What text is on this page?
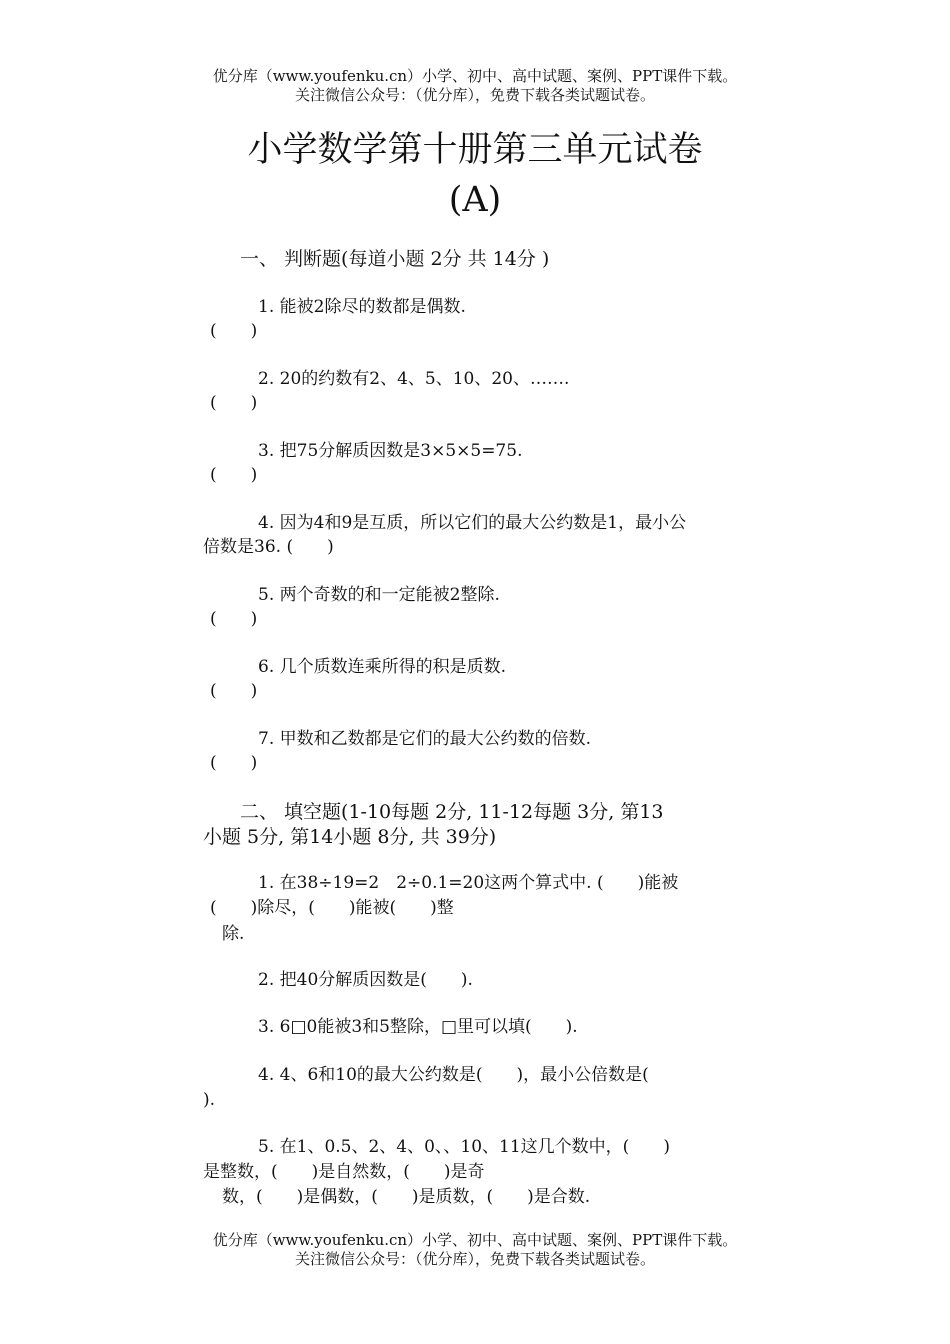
优分库（www.youfenku.cn）小学、初中、高中试题、案例、PPT课件下载。
关注微信公众号：（优分库），免费下载各类试题试卷。
小学数学第十册第三单元试卷
(A)
一、 判断题(每道小题 2分 共 14分 )
1. 能被2除尽的数都是偶数.
(　　)
2. 20的约数有2、4、5、10、20、…….
(　　)
3. 把75分解质因数是3×5×5=75.
(　　)
4. 因为4和9是互质，所以它们的最大公约数是1，最小公
倍数是36. (　　)
5. 两个奇数的和一定能被2整除.
(　　)
6. 几个质数连乘所得的积是质数.
(　　)
7. 甲数和乙数都是它们的最大公约数的倍数.
(　　)
二、 填空题(1-10每题 2分, 11-12每题 3分, 第13
小题 5分, 第14小题 8分, 共 39分)
1. 在38÷19=2　2÷0.1=20这两个算式中. (　　)能被
(　　)除尽，(　　)能被(　　)整
除.
2. 把40分解质因数是(　　).
3. 6□0能被3和5整除，□里可以填(　　).
4. 4、6和10的最大公约数是(　　)，最小公倍数是(
).
5. 在1、0.5、2、4、0、、10、11这几个数中，(　　)
是整数，(　　)是自然数，(　　)是奇
数，(　　)是偶数，(　　)是质数，(　　)是合数.
优分库（www.youfenku.cn）小学、初中、高中试题、案例、PPT课件下载。
关注微信公众号：（优分库），免费下载各类试题试卷。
+ + + + + + +
* Task statement: Pictures excluded, quote all the data above exactly.

* Result of the task:
What text is on this page?
优分库（www.youfenku.cn）小学、初中、高中试题、案例、PPT课件下载。
关注微信公众号：（优分库），免费下载各类试题试卷。
小学数学第十册第三单元试卷
(A)
一、 判断题(每道小题 2分 共 14分 )
1. 能被2除尽的数都是偶数.
(　　)
2. 20的约数有2、4、5、10、20、…….
(　　)
3. 把75分解质因数是3×5×5=75.
(　　)
4. 因为4和9是互质，所以它们的最大公约数是1，最小公
倍数是36. (　　)
5. 两个奇数的和一定能被2整除.
(　　)
6. 几个质数连乘所得的积是质数.
(　　)
7. 甲数和乙数都是它们的最大公约数的倍数.
(　　)
二、 填空题(1-10每题 2分, 11-12每题 3分, 第13
小题 5分, 第14小题 8分, 共 39分)
1. 在38÷19=2　2÷0.1=20这两个算式中. (　　)能被
(　　)除尽，(　　)能被(　　)整
除.
2. 把40分解质因数是(　　).
3. 6□0能被3和5整除，□里可以填(　　).
4. 4、6和10的最大公约数是(　　)，最小公倍数是(
).
5. 在1、0.5、2、4、0、、10、11这几个数中，(　　)
是整数，(　　)是自然数，(　　)是奇
数，(　　)是偶数，(　　)是质数，(　　)是合数.
优分库（www.youfenku.cn）小学、初中、高中试题、案例、PPT课件下载。
关注微信公众号：（优分库），免费下载各类试题试卷。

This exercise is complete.